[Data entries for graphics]
+ + + +
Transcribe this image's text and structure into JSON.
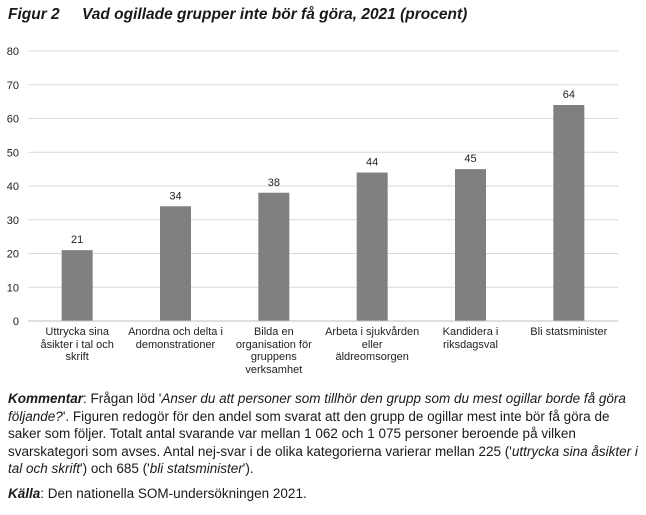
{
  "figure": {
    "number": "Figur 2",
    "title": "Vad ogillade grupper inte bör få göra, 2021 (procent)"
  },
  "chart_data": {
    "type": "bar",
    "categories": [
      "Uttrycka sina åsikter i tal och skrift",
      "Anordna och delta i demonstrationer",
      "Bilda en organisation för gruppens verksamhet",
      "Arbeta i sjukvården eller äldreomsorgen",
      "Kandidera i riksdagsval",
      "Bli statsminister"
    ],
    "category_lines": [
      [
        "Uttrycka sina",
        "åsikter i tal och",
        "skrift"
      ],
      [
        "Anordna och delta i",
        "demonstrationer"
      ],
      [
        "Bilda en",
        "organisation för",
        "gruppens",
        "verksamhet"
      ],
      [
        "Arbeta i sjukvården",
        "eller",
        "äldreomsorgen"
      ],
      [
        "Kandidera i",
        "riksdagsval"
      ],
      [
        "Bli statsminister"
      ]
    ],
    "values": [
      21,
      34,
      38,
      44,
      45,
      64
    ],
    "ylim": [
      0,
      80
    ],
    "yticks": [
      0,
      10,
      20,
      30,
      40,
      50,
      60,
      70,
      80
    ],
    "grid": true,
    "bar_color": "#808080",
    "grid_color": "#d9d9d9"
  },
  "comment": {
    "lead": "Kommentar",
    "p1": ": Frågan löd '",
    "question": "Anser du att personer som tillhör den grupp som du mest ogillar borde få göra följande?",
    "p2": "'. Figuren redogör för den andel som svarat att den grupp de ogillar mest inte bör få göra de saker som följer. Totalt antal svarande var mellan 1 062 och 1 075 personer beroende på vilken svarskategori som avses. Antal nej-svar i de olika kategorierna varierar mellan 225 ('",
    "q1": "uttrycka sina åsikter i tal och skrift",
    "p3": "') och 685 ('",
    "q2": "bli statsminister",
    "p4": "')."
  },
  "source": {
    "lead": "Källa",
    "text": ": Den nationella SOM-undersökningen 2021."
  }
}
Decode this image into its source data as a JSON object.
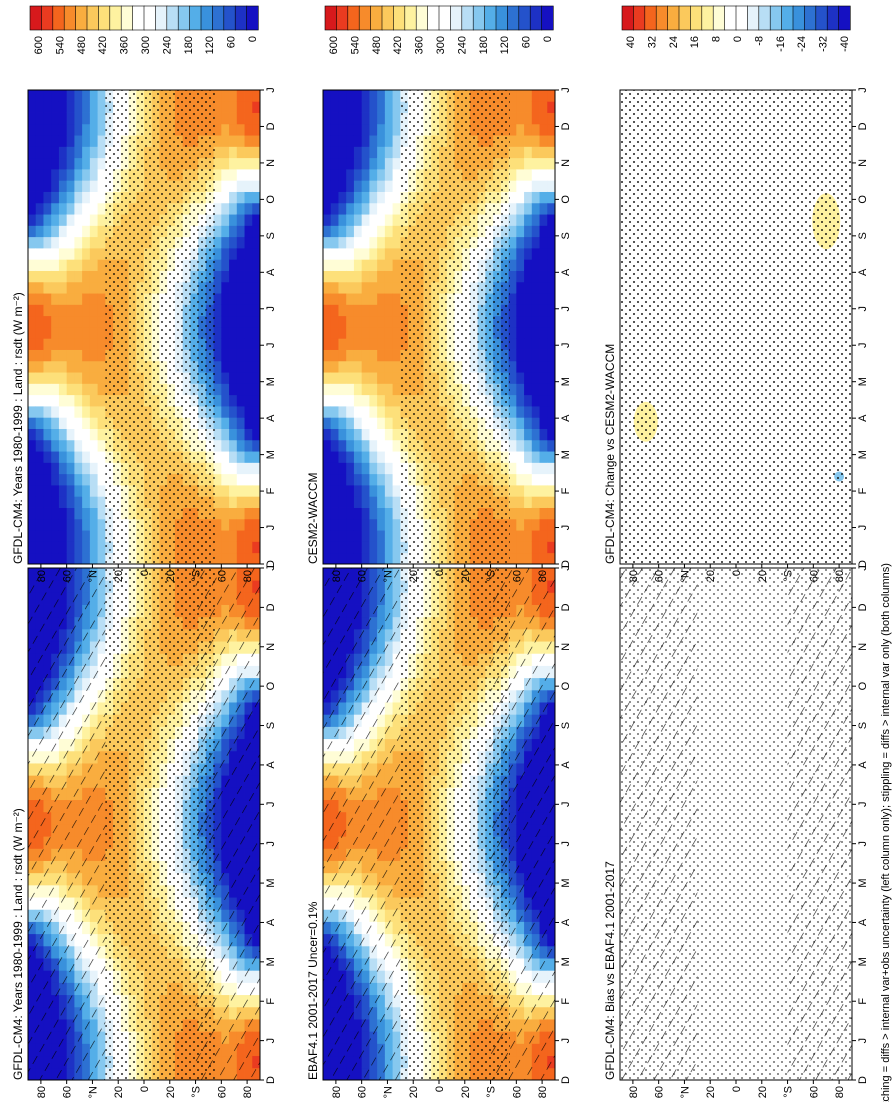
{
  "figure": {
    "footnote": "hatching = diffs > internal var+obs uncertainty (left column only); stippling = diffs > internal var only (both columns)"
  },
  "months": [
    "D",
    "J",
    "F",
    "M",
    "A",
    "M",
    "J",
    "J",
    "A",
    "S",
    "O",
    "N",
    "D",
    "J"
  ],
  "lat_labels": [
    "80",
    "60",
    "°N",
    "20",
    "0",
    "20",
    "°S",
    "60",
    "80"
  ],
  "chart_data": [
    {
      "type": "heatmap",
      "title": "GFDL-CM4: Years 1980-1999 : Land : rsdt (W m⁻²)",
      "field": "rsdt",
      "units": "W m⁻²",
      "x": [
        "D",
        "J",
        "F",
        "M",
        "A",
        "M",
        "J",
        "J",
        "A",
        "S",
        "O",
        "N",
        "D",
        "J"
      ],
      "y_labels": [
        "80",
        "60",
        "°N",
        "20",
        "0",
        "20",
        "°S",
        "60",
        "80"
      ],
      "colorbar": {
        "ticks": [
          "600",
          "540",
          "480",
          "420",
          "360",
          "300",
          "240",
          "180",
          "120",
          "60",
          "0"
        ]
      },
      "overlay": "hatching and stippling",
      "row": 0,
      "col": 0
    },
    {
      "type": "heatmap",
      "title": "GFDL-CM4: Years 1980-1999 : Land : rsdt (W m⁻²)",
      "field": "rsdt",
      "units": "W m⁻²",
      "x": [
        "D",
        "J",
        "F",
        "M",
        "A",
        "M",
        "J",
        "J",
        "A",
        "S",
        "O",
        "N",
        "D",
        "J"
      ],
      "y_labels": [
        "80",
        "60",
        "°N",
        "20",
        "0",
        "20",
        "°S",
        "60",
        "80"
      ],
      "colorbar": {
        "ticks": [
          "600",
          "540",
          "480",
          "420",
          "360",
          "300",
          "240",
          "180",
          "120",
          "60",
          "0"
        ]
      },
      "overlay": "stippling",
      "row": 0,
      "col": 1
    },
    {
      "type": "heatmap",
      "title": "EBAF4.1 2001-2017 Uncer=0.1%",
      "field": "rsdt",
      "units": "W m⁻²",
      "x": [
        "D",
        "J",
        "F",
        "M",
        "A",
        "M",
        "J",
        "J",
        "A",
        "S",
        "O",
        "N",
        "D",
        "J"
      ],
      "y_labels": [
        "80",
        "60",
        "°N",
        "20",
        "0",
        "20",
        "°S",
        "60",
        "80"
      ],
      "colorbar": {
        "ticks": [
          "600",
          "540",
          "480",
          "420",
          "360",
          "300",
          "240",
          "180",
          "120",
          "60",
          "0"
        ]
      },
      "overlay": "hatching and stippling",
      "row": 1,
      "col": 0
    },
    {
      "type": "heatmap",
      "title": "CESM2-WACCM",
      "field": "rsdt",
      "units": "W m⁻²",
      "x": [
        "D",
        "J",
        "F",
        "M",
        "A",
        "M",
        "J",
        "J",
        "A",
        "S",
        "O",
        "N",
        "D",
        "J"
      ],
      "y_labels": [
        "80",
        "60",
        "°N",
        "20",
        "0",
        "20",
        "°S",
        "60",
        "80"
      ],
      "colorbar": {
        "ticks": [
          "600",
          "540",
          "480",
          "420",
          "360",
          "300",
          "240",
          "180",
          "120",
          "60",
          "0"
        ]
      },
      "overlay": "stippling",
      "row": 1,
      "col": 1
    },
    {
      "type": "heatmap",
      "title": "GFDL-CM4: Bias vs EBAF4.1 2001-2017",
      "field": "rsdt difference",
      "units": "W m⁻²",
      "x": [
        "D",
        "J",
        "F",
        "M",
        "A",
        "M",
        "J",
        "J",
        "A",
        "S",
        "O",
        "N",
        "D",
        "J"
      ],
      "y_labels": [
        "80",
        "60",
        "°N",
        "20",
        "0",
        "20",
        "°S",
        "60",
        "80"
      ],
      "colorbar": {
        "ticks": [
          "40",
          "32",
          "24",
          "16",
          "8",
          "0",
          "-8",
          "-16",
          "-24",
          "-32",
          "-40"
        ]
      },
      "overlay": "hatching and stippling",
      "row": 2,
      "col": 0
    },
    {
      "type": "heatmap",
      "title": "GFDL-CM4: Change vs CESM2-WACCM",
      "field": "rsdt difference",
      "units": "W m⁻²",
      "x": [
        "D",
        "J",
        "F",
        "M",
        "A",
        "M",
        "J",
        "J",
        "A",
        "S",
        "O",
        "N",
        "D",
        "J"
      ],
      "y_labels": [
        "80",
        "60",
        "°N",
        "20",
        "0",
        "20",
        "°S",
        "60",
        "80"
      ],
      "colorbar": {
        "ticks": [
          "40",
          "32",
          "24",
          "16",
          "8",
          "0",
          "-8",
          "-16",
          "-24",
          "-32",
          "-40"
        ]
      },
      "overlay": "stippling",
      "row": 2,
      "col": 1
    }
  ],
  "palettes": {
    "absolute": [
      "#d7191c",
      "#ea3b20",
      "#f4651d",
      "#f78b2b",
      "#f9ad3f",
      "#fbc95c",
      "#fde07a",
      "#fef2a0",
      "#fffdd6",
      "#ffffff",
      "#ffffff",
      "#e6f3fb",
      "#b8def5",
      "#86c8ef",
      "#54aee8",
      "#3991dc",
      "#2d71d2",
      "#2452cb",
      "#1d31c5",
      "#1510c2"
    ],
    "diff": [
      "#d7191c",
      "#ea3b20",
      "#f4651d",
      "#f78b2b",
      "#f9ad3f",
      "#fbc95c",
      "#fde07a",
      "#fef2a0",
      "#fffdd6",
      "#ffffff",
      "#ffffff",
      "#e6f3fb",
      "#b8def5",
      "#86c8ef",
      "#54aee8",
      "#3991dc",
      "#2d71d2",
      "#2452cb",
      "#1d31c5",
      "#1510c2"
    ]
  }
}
+ + + +
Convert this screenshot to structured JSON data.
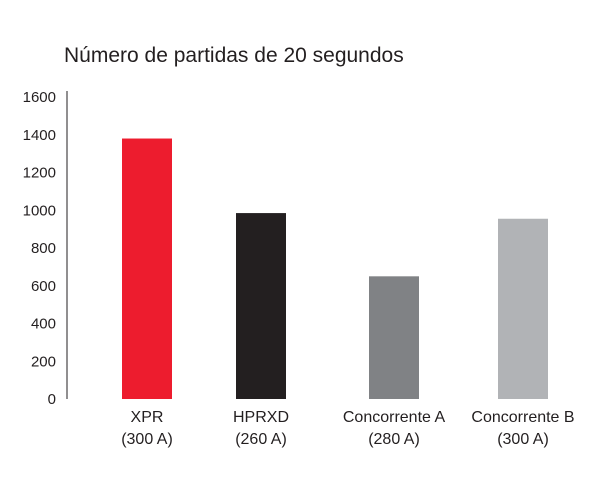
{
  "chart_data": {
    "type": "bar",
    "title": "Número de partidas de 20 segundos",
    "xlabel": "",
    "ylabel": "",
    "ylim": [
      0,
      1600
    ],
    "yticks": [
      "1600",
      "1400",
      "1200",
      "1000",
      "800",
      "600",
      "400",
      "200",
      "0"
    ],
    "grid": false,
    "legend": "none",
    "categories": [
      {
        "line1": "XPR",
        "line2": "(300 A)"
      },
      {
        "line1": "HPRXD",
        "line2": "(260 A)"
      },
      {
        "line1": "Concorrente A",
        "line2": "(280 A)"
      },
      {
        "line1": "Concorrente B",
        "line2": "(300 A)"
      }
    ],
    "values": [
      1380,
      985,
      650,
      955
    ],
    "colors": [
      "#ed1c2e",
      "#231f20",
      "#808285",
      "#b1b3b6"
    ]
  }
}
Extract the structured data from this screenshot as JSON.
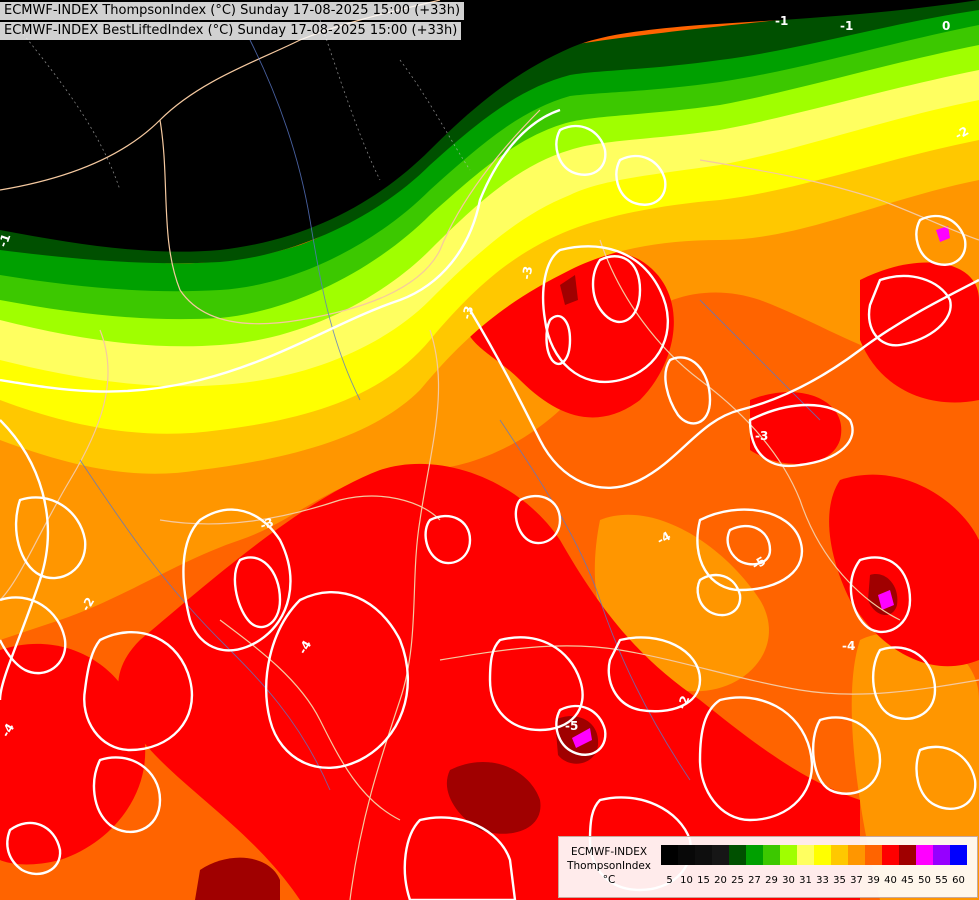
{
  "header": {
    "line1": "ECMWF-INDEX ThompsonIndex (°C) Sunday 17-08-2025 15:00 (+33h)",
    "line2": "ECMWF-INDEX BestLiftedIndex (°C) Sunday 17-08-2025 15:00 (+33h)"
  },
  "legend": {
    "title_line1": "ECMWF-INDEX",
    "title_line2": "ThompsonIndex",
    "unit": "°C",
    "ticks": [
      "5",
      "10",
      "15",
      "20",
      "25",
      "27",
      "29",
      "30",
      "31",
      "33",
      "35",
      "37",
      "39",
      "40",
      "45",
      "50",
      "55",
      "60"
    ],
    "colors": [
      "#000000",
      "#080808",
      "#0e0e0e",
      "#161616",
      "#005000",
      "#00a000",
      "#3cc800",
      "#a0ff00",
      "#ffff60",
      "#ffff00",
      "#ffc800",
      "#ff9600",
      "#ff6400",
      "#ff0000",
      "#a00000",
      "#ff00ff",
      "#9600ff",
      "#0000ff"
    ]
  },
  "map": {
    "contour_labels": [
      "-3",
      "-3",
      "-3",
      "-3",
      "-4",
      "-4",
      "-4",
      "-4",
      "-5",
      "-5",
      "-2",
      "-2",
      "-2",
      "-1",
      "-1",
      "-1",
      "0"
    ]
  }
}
+ + + +
Your objective: Each line that has the word "eller" should be copied.

Result:
      "Arbeta i sjukvården eller äldreomsorgen",
        "eller",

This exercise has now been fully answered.